• [SUPPLIED MATERIAL]:
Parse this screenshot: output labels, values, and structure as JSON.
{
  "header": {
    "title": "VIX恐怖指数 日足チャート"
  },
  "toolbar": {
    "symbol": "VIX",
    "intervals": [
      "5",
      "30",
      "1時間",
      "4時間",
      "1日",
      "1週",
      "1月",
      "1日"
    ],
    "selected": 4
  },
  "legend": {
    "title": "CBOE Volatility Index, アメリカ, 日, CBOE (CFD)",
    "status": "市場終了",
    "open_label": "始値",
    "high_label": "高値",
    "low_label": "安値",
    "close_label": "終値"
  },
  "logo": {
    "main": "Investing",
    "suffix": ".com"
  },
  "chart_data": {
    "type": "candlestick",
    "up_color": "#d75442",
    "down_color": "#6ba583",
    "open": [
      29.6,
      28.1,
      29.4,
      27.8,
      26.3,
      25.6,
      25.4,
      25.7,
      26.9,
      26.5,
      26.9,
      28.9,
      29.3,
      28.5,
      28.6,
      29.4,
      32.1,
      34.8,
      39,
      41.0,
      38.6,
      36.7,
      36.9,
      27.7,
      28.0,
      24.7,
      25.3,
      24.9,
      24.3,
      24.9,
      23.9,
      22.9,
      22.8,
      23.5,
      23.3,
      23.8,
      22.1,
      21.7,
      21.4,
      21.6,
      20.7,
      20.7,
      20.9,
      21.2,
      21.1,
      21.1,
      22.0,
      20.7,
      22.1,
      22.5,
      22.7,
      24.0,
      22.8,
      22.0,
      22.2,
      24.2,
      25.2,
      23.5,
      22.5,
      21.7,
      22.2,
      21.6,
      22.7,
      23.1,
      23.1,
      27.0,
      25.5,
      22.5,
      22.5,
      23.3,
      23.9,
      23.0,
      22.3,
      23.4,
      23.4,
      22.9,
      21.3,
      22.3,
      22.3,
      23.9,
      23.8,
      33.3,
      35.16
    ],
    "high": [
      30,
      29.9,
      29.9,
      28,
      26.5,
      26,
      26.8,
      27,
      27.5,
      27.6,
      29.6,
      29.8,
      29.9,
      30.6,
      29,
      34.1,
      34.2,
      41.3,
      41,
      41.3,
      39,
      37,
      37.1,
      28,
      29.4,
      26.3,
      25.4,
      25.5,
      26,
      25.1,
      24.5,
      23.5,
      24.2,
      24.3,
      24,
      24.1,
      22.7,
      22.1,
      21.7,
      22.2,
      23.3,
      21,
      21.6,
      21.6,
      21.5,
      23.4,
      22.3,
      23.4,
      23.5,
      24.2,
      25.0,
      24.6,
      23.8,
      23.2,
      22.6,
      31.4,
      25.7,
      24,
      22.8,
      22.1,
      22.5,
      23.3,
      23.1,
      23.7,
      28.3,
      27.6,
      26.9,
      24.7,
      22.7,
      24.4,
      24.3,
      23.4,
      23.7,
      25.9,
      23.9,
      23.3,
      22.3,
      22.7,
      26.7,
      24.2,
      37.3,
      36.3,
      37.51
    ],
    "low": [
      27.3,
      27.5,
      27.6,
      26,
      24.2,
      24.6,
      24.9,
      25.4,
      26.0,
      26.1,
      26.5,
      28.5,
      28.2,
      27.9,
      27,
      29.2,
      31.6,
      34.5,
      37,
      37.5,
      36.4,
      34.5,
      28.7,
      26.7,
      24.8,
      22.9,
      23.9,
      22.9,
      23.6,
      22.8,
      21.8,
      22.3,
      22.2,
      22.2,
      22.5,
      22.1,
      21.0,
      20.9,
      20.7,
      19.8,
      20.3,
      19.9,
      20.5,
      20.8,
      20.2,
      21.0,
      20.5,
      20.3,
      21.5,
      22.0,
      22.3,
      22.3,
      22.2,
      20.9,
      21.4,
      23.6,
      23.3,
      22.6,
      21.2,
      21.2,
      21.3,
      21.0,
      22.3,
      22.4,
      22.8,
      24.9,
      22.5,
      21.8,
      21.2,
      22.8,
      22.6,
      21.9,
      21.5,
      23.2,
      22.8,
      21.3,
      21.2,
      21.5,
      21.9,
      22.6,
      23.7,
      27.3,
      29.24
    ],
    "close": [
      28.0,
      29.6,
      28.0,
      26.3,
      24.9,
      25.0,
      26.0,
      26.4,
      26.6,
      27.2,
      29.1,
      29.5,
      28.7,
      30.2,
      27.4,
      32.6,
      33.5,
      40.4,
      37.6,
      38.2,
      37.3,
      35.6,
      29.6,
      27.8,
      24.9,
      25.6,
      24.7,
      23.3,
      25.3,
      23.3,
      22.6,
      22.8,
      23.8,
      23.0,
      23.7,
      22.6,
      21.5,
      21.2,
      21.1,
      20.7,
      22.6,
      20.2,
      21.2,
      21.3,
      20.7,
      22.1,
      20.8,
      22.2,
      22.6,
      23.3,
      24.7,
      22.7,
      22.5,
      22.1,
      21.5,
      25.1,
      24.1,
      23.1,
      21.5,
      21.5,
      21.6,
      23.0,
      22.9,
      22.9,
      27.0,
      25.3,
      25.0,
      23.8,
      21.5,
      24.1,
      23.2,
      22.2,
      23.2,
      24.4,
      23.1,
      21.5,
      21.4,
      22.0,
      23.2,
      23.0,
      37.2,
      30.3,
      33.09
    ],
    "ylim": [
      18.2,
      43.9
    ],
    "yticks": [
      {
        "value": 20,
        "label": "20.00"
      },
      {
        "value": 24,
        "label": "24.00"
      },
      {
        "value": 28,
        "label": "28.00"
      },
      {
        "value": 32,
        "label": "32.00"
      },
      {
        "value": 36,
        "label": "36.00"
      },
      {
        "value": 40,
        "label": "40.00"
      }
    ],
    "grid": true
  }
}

• [WHAT TO DO]: Where a line holds "title", copy that line.

• [REPLY]:
    "title": "VIX恐怖指数 日足チャート"
    "title": "CBOE Volatility Index, アメリカ, 日, CBOE (CFD)",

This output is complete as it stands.